» **WHAT THE TASK ASKS**
Copy out each line containing "type" from the entries below.

» **SOURCE RECORDS**
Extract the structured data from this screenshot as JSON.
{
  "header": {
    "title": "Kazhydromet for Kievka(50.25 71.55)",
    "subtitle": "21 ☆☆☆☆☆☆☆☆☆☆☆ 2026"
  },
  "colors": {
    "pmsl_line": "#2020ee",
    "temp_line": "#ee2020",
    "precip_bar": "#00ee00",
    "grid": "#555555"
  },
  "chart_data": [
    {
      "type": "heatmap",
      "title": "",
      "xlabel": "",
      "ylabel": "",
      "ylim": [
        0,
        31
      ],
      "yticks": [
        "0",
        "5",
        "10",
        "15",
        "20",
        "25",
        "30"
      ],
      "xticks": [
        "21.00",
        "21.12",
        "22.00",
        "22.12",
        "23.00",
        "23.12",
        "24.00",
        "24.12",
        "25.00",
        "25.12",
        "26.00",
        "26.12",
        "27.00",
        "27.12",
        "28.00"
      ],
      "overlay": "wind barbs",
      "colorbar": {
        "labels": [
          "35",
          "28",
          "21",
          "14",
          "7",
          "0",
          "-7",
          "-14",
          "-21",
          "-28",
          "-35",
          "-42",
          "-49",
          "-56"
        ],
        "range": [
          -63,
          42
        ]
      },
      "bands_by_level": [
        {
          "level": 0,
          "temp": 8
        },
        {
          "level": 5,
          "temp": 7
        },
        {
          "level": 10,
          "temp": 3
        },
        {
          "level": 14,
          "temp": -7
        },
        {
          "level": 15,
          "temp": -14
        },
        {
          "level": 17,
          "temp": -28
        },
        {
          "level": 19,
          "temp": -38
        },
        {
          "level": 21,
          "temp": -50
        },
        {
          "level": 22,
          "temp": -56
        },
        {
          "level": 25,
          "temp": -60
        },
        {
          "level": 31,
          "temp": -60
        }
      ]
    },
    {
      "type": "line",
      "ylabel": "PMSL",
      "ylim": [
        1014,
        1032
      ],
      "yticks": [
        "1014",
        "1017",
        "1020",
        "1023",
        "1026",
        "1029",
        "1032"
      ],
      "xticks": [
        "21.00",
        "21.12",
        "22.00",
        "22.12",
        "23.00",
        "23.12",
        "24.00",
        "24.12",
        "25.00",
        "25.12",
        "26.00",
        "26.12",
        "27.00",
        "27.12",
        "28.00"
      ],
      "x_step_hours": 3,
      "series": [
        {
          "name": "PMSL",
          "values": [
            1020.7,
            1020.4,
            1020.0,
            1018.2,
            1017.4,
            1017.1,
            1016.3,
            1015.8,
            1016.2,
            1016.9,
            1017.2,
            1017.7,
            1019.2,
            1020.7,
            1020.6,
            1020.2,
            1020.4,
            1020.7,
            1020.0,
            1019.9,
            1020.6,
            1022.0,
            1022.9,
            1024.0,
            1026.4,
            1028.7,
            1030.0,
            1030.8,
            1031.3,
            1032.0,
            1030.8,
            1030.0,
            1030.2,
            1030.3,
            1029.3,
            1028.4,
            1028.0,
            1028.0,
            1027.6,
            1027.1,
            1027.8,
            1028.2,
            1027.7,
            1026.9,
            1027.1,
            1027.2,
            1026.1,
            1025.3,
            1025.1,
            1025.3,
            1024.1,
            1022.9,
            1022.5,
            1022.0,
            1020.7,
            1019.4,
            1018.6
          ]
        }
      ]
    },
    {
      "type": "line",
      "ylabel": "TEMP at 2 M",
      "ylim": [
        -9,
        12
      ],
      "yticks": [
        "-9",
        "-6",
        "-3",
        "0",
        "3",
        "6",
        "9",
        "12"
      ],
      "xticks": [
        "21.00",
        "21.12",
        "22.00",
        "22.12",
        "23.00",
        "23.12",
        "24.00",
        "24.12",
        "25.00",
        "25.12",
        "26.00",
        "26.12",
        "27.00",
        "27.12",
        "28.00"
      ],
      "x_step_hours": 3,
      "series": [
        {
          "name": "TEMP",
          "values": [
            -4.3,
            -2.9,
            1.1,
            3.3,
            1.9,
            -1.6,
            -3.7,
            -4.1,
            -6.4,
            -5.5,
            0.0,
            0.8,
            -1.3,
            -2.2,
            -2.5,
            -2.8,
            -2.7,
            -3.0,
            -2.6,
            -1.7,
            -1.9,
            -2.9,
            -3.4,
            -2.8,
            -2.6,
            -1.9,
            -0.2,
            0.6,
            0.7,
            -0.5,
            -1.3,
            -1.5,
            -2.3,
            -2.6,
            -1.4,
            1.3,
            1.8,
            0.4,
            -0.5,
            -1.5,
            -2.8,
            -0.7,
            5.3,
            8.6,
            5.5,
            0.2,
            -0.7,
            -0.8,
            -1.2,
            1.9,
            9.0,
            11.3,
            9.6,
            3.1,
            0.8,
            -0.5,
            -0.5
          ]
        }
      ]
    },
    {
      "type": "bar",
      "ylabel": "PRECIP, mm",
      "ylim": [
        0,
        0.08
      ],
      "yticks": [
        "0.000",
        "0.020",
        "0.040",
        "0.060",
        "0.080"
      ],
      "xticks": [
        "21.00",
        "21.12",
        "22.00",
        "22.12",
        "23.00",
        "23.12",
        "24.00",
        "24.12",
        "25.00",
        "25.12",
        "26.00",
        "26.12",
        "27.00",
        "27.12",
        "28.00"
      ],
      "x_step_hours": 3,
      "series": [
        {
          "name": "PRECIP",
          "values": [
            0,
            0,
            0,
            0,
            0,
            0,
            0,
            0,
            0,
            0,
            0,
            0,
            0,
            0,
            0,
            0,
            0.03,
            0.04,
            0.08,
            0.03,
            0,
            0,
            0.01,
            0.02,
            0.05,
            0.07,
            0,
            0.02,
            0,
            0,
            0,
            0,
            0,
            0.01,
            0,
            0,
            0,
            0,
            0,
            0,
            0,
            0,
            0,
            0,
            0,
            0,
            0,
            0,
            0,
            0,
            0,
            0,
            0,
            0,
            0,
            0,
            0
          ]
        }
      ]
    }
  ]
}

» **RESPONSE TO THE TASK**
      "type": "heatmap",
      "type": "line",
      "type": "line",
      "type": "bar",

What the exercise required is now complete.